** Problem to solve **
Pull out every line with the word "Notify" from the entries below.

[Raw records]
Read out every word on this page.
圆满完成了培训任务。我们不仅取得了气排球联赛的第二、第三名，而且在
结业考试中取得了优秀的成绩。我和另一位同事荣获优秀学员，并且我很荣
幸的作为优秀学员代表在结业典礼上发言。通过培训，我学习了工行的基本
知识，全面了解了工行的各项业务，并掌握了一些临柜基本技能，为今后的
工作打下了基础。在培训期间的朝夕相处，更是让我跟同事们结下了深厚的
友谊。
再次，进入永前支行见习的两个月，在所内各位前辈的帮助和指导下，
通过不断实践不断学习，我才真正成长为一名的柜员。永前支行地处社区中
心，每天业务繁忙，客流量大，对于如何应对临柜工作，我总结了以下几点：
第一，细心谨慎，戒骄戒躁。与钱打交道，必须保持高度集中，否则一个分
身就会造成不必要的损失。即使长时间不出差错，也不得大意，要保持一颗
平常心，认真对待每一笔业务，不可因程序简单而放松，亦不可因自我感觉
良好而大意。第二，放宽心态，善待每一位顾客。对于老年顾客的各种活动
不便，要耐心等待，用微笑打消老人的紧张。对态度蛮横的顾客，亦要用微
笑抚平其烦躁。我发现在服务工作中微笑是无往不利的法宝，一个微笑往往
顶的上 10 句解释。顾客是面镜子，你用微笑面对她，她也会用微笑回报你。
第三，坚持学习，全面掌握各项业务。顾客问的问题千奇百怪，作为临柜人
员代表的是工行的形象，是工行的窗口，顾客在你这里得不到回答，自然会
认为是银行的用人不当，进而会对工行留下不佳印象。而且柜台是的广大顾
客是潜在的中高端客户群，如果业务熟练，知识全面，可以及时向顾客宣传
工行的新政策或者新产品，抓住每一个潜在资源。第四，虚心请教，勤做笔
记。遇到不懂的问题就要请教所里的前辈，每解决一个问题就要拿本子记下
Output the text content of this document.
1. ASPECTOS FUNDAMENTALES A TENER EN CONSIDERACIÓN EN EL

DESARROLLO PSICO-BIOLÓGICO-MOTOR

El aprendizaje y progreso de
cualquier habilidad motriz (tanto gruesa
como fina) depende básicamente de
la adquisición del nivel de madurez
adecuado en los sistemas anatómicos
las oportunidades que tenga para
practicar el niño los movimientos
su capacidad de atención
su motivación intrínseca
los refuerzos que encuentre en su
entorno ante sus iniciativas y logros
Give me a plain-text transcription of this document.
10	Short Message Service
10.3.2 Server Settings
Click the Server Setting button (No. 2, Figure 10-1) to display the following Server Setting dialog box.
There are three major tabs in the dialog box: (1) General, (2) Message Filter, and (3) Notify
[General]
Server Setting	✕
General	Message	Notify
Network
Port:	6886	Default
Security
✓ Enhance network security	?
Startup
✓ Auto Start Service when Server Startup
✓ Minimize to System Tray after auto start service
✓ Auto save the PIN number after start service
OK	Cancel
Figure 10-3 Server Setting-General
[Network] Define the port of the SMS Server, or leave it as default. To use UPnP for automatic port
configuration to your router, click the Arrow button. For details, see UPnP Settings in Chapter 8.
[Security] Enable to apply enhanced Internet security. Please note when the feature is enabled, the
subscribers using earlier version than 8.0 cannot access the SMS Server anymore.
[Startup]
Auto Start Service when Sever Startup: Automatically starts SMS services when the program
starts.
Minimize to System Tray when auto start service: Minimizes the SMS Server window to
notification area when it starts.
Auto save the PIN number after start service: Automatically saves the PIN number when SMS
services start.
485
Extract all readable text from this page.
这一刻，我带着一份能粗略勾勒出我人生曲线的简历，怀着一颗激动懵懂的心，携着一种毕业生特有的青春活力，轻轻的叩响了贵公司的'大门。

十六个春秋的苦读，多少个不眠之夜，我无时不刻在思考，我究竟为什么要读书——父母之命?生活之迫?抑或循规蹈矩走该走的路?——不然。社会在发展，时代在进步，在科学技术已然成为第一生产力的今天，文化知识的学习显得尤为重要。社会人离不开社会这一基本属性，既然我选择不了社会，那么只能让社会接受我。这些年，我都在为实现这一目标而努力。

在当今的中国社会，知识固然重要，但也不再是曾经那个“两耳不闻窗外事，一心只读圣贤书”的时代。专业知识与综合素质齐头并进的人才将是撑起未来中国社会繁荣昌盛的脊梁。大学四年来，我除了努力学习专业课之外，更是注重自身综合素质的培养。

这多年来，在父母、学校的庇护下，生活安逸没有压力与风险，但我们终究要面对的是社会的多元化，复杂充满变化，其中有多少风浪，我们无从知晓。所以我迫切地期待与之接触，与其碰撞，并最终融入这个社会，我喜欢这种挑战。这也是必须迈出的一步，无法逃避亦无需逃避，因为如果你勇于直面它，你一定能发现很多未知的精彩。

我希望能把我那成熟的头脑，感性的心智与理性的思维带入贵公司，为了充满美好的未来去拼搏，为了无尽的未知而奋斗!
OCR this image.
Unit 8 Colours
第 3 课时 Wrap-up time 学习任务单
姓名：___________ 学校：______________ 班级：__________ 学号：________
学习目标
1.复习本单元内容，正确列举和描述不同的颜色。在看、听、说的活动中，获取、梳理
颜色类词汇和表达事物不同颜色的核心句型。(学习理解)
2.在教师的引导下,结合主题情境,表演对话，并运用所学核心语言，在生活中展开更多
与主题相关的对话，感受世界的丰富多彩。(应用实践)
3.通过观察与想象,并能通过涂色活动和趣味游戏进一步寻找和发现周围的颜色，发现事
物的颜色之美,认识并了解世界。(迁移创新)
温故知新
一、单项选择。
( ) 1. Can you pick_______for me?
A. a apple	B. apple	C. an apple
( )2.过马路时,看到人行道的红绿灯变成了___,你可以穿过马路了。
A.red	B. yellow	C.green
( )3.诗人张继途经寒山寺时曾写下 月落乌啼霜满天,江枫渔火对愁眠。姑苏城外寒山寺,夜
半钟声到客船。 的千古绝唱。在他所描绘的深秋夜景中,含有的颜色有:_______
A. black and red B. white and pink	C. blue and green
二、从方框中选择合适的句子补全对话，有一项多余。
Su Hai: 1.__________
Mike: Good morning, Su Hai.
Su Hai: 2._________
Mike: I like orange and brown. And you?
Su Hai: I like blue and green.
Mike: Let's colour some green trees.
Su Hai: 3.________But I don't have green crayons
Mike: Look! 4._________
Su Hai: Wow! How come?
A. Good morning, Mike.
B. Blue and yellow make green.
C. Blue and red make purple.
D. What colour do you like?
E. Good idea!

** Output **
There are three major tabs in the dialog box: (1) General, (2) Message Filter, and (3) Notify
General	Message	Notify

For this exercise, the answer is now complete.